- _To do_: Find the lines holding "this" and copy them.

- _Information provided_:
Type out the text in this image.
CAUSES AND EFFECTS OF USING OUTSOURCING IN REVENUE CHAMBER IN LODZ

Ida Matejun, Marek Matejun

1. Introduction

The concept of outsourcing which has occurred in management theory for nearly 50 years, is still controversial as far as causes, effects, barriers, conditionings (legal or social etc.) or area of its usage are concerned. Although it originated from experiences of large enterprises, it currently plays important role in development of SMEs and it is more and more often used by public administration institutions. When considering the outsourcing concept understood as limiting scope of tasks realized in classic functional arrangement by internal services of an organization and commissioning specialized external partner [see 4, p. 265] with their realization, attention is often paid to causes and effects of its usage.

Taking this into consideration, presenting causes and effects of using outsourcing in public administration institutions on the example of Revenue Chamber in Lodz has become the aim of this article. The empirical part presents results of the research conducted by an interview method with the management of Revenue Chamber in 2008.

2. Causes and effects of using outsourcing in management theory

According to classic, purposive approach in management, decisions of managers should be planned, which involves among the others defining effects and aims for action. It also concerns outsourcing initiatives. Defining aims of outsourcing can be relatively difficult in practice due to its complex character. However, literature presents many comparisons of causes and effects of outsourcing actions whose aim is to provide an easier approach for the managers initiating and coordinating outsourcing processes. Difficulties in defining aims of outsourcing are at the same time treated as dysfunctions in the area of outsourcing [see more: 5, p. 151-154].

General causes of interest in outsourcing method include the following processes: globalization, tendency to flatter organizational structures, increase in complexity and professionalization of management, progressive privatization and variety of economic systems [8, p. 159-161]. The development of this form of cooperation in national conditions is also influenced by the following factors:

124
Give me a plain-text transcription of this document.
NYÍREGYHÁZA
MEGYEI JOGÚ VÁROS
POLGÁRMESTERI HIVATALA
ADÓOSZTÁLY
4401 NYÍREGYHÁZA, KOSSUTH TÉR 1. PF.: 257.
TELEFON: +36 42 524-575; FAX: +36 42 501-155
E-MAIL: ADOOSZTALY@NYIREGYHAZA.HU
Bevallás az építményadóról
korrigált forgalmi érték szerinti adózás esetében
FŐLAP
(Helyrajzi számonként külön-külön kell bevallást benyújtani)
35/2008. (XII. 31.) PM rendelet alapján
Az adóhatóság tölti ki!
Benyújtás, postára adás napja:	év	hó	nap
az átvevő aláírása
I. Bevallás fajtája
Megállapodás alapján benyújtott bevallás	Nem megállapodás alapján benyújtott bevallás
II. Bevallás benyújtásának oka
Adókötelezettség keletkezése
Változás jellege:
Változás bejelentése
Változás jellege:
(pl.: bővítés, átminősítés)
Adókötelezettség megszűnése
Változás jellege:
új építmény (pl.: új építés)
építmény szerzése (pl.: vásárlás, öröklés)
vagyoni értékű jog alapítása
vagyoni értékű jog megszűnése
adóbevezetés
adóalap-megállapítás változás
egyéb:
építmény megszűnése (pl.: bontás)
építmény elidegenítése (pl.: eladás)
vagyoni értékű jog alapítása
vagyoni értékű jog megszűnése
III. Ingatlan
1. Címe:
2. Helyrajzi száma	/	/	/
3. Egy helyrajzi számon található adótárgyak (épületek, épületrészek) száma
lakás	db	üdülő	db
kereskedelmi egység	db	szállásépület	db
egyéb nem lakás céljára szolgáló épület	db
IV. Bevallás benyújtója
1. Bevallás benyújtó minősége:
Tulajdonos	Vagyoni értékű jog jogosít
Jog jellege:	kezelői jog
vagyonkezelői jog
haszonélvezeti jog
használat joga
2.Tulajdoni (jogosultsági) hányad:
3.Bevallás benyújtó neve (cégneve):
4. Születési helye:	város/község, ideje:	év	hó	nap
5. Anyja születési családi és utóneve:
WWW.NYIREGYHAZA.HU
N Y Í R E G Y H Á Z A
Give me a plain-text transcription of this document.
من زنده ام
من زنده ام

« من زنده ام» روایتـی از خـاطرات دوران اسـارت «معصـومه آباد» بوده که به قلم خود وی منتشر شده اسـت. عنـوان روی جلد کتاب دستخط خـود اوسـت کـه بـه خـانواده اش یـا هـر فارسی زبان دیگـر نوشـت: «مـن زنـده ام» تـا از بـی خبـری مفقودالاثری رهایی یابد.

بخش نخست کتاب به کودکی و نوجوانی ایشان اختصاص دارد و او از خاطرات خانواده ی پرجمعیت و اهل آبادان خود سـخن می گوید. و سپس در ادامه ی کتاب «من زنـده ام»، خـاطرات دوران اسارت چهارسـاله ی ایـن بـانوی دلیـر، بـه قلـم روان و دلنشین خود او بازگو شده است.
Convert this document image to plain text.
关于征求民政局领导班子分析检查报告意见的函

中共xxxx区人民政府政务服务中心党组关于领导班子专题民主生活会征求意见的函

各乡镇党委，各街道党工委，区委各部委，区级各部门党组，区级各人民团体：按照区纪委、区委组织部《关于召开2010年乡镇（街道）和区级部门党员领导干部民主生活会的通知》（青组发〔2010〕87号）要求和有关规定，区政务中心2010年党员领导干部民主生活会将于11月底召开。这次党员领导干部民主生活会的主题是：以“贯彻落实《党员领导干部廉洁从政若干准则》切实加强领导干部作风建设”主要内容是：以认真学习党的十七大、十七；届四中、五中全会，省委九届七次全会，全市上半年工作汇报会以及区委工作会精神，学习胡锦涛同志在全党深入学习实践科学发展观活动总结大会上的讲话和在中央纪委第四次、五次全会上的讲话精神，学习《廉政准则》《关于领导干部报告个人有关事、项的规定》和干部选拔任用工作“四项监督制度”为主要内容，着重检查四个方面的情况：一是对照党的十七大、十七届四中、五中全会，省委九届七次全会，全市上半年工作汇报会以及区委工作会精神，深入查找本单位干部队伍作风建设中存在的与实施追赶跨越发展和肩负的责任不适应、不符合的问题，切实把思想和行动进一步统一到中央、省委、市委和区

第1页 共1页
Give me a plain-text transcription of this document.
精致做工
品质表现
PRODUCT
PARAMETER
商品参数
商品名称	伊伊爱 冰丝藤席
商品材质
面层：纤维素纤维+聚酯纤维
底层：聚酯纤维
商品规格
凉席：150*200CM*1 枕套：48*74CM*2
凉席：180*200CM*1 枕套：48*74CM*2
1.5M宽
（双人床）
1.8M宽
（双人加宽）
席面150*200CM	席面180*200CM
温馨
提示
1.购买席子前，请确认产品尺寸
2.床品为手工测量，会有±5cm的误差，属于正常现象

- _Solution_:
Type out the text in this image.
Taking this into consideration, presenting causes and effects of using outsourcing in public administration institutions on the example of Revenue Chamber in Lodz has become the aim of this article. The empirical part presents results of the research conducted by an interview method with the management of Revenue Chamber in 2008.
General causes of interest in outsourcing method include the following processes: globalization, tendency to flatter organizational structures, increase in complexity and professionalization of management, progressive privatization and variety of economic systems [8, p. 159-161]. The development of this form of cooperation in national conditions is also influenced by the following factors:
Give me a plain-text transcription of this document.
Give me a plain-text transcription of this document.
Convert this document image to plain text.
Give me a plain-text transcription of this document.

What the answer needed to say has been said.